_Assignment_
Return, from the listing below, each line where the word "mice" appears.

■ ■ ■ ■

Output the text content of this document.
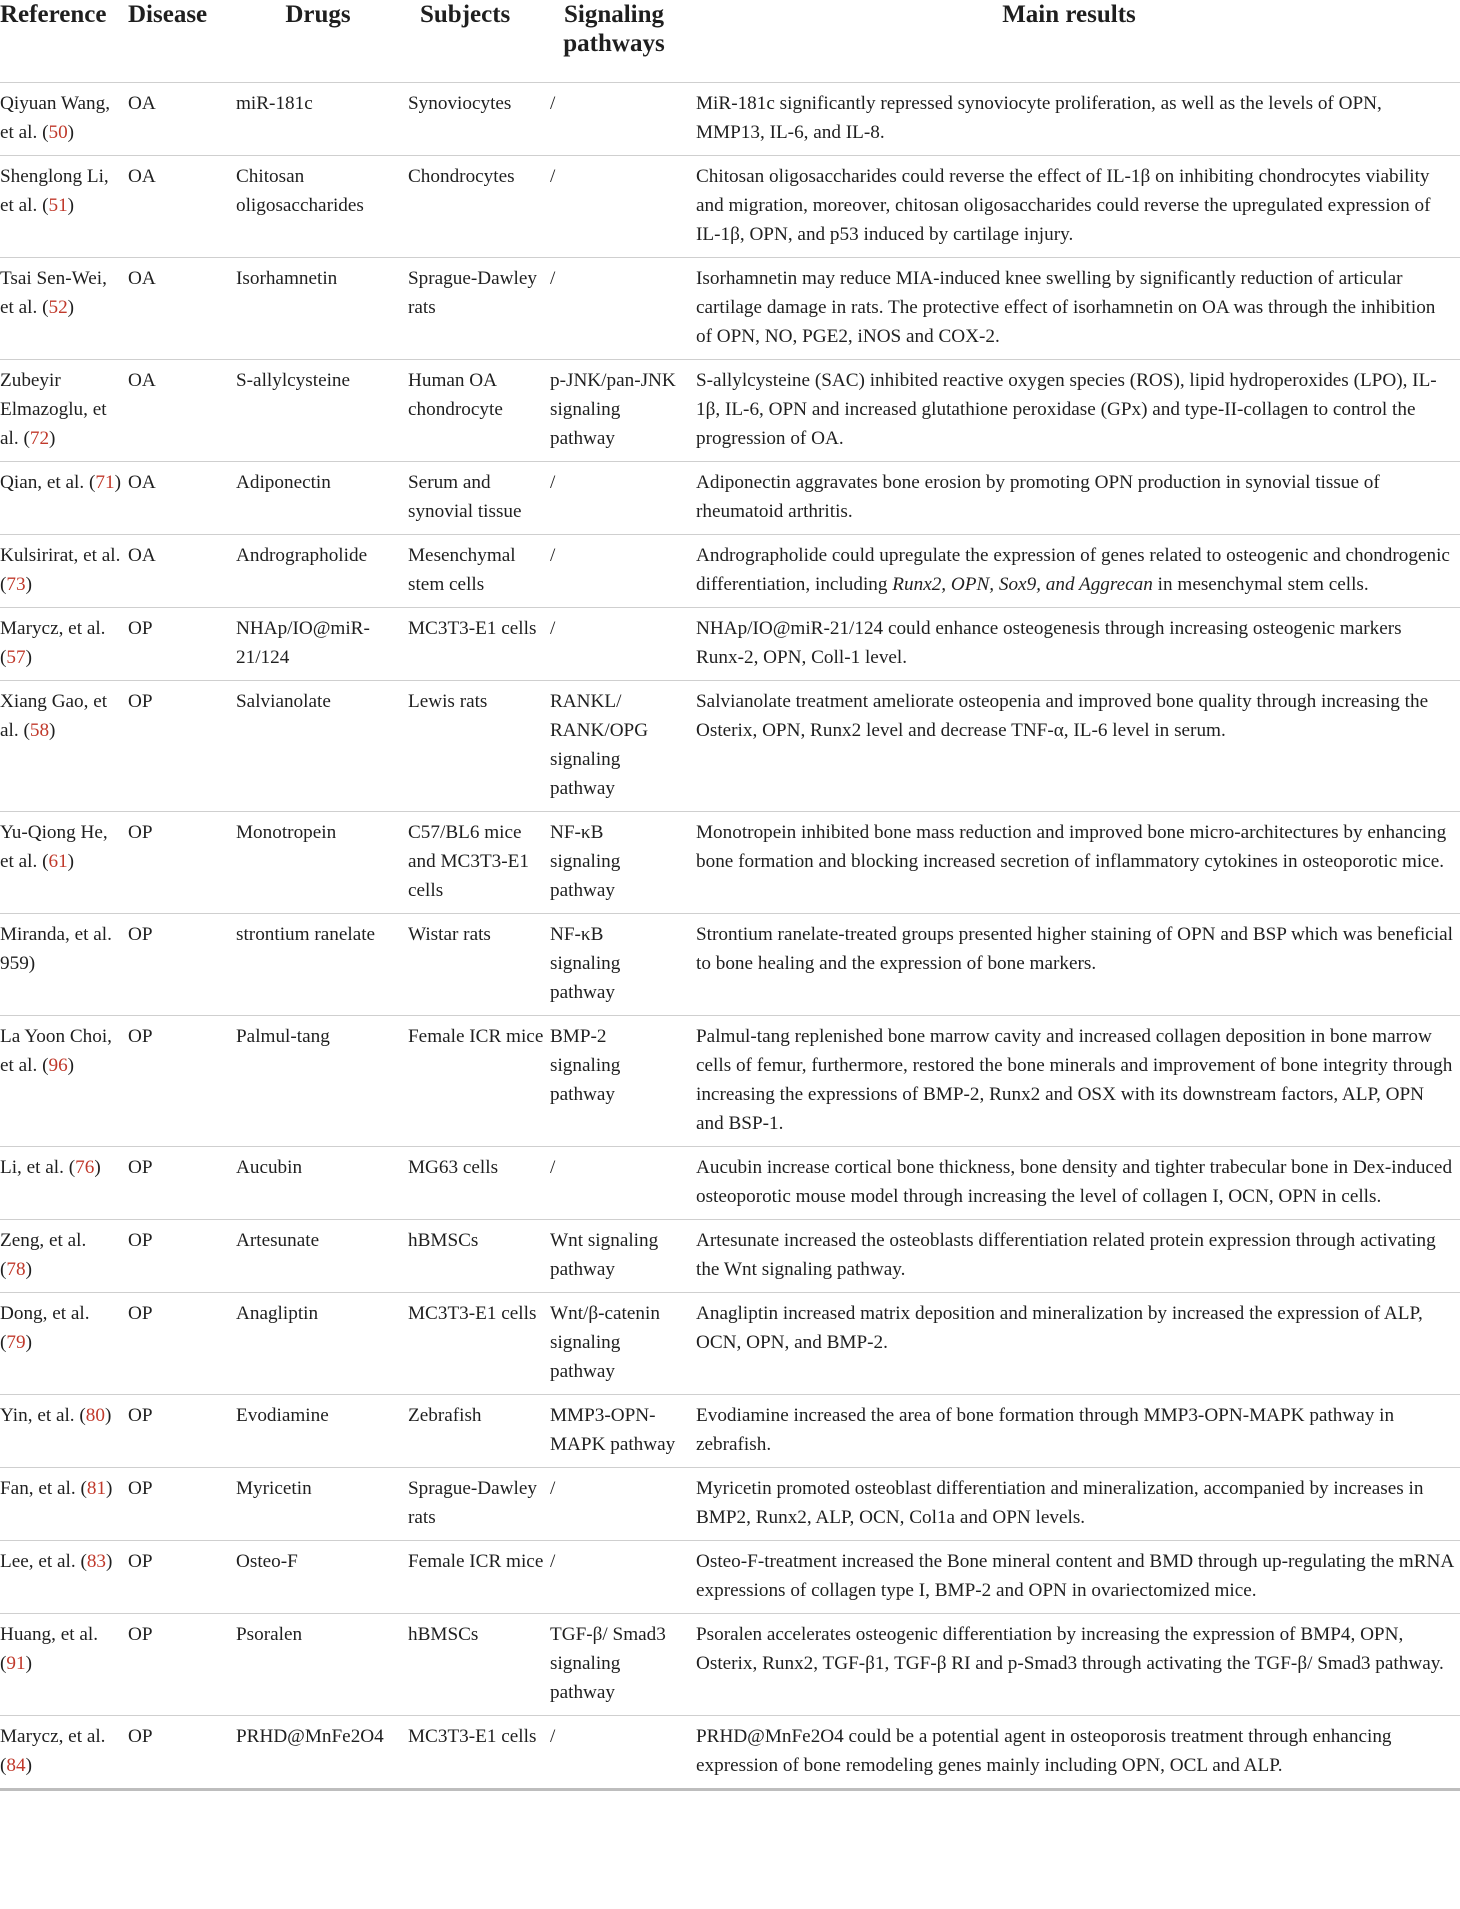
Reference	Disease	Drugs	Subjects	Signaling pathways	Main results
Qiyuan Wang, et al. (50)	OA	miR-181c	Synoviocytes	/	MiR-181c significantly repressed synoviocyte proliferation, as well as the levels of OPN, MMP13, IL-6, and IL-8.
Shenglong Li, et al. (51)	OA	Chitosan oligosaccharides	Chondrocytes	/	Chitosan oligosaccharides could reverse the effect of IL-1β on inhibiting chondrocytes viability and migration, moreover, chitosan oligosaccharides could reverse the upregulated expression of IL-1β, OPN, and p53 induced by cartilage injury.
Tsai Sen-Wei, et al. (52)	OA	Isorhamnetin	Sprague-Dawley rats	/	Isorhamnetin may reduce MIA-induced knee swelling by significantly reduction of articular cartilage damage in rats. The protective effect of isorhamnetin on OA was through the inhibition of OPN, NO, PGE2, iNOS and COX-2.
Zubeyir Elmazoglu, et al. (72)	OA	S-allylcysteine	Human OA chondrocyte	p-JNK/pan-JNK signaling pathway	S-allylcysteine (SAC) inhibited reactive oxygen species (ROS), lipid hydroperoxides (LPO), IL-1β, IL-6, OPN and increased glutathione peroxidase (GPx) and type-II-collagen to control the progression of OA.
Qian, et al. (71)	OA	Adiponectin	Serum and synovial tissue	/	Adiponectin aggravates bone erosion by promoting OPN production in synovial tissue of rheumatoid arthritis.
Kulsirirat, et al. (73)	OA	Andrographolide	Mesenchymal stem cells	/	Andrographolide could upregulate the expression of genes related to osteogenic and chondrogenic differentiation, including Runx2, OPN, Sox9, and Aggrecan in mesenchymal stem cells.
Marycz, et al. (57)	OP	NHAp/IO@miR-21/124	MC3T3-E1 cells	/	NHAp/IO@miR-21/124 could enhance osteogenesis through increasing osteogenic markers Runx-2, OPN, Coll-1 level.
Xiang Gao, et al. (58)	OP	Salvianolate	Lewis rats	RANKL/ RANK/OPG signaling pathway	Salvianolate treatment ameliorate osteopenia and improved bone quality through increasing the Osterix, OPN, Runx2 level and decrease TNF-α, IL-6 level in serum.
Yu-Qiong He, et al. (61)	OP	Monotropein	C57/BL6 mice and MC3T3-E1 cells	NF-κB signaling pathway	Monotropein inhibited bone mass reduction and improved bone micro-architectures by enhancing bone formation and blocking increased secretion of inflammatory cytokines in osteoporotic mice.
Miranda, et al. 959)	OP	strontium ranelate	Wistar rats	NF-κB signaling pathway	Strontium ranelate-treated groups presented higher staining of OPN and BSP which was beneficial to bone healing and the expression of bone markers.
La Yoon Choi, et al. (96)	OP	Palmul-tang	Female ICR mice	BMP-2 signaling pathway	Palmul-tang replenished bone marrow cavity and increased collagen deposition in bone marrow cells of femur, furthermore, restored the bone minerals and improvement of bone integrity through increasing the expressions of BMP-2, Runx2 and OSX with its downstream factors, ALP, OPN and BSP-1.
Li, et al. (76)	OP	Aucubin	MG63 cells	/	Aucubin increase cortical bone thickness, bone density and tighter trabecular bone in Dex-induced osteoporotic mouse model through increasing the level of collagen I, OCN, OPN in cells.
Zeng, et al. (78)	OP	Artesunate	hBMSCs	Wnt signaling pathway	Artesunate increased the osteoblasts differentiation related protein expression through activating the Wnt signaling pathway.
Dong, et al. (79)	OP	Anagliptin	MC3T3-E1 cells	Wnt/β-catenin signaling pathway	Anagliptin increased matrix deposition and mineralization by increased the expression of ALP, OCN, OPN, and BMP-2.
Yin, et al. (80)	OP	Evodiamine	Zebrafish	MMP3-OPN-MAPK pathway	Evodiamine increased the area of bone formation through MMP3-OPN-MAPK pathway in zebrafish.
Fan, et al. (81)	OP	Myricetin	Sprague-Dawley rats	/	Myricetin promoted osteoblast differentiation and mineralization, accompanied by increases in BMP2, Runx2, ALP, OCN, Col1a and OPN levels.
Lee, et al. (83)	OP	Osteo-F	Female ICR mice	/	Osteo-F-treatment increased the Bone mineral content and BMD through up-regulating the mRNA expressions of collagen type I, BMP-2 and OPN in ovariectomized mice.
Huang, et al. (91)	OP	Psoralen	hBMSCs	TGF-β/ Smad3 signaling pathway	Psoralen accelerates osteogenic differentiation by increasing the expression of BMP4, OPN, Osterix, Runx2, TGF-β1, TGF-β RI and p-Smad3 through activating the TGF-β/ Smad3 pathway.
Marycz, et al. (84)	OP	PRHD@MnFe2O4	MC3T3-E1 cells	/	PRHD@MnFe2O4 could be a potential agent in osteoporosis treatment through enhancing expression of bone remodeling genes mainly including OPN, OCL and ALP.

■ ■ ■ ■

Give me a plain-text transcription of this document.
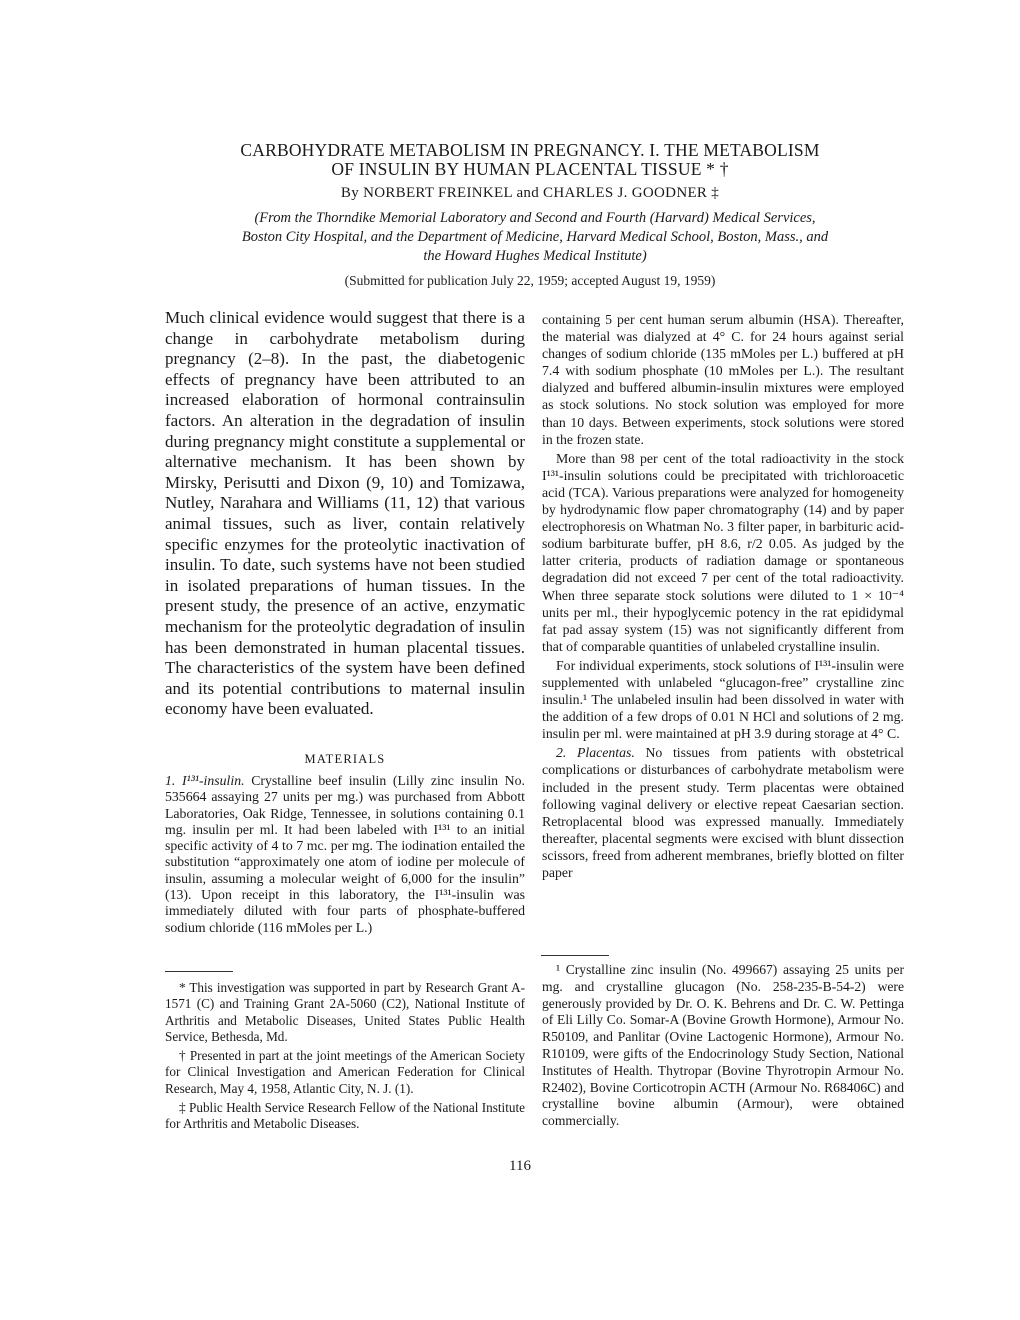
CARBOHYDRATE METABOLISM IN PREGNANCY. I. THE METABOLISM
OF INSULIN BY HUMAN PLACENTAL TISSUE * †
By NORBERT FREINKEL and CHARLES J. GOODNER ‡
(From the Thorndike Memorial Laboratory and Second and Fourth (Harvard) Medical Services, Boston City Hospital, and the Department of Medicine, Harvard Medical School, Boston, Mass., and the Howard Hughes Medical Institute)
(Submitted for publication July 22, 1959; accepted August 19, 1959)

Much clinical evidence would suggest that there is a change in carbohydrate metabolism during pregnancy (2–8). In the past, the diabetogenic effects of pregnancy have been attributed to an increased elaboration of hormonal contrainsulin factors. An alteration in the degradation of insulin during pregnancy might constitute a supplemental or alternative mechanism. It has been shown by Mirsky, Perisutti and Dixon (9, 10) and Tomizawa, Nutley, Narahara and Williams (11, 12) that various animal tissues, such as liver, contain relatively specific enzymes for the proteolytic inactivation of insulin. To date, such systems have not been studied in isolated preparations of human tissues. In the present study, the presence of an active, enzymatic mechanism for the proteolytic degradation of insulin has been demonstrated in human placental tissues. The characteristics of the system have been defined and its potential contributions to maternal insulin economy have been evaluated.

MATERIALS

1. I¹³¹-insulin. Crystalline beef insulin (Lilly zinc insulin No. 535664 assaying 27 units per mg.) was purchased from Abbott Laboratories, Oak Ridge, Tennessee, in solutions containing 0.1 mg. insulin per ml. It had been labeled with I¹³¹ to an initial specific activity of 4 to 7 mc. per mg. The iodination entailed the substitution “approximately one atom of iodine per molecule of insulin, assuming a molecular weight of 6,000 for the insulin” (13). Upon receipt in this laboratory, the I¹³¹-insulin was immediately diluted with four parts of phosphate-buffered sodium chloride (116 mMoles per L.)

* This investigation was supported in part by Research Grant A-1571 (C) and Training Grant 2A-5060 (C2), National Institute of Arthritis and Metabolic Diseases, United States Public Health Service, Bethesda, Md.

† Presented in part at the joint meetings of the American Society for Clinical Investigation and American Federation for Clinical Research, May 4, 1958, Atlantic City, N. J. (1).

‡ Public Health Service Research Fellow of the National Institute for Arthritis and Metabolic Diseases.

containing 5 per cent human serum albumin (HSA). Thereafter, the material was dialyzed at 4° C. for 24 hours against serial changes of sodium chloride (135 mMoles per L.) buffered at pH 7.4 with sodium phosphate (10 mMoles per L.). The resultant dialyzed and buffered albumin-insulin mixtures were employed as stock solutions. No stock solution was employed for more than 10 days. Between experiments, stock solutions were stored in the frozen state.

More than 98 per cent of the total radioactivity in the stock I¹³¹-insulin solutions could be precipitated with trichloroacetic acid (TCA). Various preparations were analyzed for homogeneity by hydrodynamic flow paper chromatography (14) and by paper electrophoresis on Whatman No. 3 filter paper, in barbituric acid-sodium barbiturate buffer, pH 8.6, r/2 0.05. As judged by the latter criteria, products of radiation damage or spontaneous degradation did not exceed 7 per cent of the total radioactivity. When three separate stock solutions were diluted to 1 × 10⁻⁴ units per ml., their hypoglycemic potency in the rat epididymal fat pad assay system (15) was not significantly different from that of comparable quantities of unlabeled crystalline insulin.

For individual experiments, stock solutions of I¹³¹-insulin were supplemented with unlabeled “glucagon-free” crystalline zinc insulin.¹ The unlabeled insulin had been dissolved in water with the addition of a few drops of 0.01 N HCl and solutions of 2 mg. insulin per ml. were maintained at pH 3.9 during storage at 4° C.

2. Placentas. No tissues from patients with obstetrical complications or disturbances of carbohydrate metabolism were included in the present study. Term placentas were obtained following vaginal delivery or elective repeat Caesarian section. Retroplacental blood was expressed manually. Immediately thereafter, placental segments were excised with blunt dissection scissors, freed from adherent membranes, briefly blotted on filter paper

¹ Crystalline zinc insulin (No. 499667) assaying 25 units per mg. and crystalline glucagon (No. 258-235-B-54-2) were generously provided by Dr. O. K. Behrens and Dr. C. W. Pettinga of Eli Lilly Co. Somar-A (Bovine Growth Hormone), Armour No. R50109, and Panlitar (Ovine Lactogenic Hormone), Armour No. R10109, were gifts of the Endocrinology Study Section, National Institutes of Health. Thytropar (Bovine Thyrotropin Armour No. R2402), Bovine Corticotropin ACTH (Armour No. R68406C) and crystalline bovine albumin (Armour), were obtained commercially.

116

■ ■ ■ ■

_Worked solution_
Yu-Qiong He, et al. (61)	OP	Monotropein	C57/BL6 mice and MC3T3-E1 cells	NF-κB signaling pathway	Monotropein inhibited bone mass reduction and improved bone micro-architectures by enhancing bone formation and blocking increased secretion of inflammatory cytokines in osteoporotic mice.
La Yoon Choi, et al. (96)	OP	Palmul-tang	Female ICR mice	BMP-2 signaling pathway	Palmul-tang replenished bone marrow cavity and increased collagen deposition in bone marrow cells of femur, furthermore, restored the bone minerals and improvement of bone integrity through increasing the expressions of BMP-2, Runx2 and OSX with its downstream factors, ALP, OPN and BSP-1.
Lee, et al. (83)	OP	Osteo-F	Female ICR mice	/	Osteo-F-treatment increased the Bone mineral content and BMD through up-regulating the mRNA expressions of collagen type I, BMP-2 and OPN in ovariectomized mice.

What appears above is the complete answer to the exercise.